-- Start of Document text --

Sinking Home Up For Auction?

POSTED: Tuesday, August 4, 2009 - 6:08am

UPDATED: Wednesday, February 17, 2010 - 2:24pm

EL PASO--- It's been some time since Debbie Brooks greeted any visitors to her home; a home, she says, is falling apart.

"It ends up in their hair, and that's really embarrassing. It's hard to have somebody come over here," said Brooks about the pieces of ceiling that fall to her floor every day.

Walking through the Brooks home, there are cracks at every corner.
Debbie can't open her windows or her doors without breaking them.
Nails are coming out of the walls.
She says it's all been a problem since she moved in nine years ago.

"People would tell me, that the, oh the house is just settling," she said. "But no, that's not what it was."

After living in this broken home for six years, Debbie says she had enough.

"I had to hire an attorney and we had to get engineers out here," she said.

Brooks hired two engineers.
One, a structural engineer. The other, a geotechnical engineer who checked the soil underneath her home.

"It comes to find out that this house is sitting on a bed of clay," said Brooks.

According to the report, five feet of very wet clay.

"I just couldn't believe it, I was in shock for some time and I just thought, 'how can these people get away with this?' I mean, they're crooks!" she said.

Brooks says she's sued the warranty company, won in arbitration, but still no one has given her a dime.

-- End of Document text --
-- Start of Material --

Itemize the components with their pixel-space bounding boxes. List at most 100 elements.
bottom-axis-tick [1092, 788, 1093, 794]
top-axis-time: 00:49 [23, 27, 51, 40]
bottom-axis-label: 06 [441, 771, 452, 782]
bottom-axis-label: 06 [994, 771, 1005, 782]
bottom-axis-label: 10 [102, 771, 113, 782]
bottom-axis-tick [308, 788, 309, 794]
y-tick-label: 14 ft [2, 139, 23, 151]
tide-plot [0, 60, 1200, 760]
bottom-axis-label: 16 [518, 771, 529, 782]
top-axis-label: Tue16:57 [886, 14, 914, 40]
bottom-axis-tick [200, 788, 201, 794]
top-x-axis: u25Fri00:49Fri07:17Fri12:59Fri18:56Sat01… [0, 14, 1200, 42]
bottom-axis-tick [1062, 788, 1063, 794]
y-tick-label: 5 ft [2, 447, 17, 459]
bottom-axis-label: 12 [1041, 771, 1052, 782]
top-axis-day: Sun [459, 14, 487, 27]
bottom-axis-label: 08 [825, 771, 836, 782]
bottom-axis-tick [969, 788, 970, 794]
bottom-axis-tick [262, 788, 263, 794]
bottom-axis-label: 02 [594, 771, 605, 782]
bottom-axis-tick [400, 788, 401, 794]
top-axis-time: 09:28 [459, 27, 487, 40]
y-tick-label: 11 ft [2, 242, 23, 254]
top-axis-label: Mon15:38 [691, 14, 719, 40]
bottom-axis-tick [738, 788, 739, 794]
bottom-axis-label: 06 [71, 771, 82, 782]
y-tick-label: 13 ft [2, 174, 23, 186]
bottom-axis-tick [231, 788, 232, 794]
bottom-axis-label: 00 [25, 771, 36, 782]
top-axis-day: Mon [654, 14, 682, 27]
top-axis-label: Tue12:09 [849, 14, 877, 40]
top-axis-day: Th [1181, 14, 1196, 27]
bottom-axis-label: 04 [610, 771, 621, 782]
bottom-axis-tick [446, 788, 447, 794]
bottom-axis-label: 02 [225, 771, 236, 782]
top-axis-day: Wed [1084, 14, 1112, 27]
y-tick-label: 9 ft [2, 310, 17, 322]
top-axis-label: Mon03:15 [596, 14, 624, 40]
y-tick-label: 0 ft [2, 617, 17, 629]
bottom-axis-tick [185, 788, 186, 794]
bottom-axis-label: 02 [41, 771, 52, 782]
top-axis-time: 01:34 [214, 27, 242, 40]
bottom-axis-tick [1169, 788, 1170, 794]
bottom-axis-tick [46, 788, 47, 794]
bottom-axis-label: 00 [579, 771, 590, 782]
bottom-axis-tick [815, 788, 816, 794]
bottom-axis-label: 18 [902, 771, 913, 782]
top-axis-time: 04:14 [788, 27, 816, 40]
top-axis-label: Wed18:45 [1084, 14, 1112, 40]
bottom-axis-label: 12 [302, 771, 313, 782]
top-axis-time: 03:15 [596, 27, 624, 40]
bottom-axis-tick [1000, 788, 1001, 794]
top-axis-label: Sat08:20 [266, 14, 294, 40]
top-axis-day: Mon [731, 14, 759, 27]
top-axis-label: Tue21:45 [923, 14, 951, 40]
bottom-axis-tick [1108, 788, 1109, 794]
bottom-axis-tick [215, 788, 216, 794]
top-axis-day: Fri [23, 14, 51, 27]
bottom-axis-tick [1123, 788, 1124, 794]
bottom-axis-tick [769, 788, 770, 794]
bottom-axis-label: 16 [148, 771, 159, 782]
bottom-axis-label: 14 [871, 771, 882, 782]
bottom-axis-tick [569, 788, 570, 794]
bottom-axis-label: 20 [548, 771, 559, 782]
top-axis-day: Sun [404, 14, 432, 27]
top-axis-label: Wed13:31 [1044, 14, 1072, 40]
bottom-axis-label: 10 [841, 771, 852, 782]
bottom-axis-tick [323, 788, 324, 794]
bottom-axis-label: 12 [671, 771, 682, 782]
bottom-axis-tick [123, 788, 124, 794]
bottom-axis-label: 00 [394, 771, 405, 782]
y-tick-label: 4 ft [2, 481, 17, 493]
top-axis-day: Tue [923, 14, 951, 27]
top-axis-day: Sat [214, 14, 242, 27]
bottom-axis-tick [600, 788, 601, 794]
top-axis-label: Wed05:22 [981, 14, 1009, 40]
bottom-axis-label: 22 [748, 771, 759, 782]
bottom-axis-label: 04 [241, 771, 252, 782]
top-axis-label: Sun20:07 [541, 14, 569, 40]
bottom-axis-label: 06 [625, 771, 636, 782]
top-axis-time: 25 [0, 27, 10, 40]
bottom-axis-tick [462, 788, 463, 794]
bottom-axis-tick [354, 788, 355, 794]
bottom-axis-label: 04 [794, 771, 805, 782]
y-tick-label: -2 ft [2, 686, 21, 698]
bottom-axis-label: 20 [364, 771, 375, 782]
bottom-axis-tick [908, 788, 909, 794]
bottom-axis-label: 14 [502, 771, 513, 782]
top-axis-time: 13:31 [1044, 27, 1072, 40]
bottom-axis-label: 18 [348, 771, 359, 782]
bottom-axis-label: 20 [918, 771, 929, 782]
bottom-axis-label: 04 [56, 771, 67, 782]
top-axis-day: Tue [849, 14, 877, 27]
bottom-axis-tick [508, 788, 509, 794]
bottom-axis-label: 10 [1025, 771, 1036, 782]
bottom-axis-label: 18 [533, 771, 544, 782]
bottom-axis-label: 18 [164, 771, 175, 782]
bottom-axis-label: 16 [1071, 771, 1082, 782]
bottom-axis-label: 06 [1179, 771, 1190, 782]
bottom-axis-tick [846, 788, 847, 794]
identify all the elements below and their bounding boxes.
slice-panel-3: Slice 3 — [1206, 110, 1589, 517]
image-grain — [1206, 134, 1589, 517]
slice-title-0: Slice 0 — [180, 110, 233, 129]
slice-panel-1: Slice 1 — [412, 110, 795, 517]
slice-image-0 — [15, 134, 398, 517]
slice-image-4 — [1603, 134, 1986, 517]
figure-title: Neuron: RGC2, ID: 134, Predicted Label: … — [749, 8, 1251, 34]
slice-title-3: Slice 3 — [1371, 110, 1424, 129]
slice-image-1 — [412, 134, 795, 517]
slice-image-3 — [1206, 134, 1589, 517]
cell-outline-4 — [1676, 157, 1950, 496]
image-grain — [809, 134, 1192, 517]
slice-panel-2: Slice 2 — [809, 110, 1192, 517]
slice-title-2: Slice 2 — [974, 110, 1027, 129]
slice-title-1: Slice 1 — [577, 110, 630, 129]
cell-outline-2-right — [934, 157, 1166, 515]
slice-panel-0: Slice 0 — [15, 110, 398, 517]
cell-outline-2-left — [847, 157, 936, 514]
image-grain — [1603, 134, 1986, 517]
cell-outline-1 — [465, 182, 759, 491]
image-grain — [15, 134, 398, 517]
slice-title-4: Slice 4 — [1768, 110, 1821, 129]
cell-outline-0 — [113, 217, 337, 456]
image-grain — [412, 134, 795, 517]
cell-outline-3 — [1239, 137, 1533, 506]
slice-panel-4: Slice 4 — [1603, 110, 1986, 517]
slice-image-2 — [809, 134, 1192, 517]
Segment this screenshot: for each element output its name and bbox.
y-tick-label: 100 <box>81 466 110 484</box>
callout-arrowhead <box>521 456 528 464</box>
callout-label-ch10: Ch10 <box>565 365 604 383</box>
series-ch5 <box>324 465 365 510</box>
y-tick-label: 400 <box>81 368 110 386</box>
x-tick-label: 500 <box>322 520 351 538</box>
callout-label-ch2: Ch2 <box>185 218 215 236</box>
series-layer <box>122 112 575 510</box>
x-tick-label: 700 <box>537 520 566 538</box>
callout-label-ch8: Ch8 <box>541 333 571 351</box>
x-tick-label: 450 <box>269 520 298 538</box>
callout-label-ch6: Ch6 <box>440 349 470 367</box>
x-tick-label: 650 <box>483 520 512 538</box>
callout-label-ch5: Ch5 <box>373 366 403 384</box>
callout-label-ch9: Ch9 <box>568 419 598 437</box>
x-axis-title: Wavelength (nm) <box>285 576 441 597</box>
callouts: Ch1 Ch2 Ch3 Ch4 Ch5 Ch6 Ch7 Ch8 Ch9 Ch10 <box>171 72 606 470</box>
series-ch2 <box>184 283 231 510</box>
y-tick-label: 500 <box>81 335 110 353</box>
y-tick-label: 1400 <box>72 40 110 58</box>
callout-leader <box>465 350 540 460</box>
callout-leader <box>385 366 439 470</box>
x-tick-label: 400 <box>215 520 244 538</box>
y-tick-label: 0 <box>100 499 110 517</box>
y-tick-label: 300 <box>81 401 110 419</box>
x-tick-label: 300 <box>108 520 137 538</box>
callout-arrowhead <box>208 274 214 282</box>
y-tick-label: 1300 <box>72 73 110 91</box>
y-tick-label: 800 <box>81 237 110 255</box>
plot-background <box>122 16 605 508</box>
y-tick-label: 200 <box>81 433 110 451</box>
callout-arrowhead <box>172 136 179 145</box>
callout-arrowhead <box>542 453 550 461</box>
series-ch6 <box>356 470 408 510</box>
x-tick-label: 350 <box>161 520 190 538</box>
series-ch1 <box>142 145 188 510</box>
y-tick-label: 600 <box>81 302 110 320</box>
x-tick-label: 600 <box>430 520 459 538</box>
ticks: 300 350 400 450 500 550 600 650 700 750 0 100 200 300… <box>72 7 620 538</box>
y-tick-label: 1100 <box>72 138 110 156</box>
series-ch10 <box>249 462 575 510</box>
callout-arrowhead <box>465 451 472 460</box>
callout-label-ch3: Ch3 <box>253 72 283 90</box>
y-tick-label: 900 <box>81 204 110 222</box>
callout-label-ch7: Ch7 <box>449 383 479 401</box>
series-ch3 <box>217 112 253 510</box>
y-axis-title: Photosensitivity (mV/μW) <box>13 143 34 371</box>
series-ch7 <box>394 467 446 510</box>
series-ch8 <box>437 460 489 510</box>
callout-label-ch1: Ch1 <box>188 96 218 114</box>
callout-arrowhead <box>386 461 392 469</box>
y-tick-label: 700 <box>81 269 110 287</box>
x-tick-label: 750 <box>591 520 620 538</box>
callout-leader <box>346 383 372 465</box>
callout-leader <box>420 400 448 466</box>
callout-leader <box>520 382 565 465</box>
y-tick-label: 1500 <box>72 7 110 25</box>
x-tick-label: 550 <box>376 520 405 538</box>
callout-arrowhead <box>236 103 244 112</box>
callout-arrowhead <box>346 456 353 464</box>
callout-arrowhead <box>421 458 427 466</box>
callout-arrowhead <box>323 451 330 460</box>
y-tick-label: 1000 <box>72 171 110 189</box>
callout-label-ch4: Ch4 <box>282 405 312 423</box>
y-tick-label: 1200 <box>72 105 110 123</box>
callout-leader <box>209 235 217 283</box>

-- End of Material --

- [Work instructions]
1. According to the sinking-home article, what did the geotechnical engineer's report find beneath the Brooks house?
2. Continue the article about Debbie Brooks's sinking home, picking up after its final sentence.
The lines have no connection to the sinking-home article.

- [Expected outputs]
1. Five feet of very wet clay.

2.
And just like the cracks forming throughout her home, Brooks' problems keep growing.

"There was enough evidence to support the structure being condemned," said Victor Torres, who's been following Brooks' case at the El Paso Development Services Dept.

He says her home is too dangerous to live in.

"If the property owner doesn't take action, the city will take action and file a lien on the property," said Torres.

At a public hearing, the Building and Standards Commission told Brooks she has to move out in 30 days.

"I really do not have a place to go. I just thought immediately, I'd be sleeping in my car," said Brooks.

Knowing her home was practically worthless, Debbie stopped making payments months ago.
That led to a foreclosure by Chase Bank.
We found the home listed on the El Paso County web site as a house going on the auction block Tuesday.

"How can you make this offer, and even go up to the courthouse and have these auctions, when you know what's going on with this house?" said Brooks, after receiving notice of the auction in the mail.

Brooks says she plans to be at that auction to tell buyers to beware.
They might buy a home that's been nothing like the dream she hoped for.

Chase Bank called NewsChannel 9 late Monday.
We asked if they plan to disclose the structural problems to anyone trying to buy the house.

The spokesman said he'd look in to it, and let us know how they plan to proceed.

We'll let you know what happens.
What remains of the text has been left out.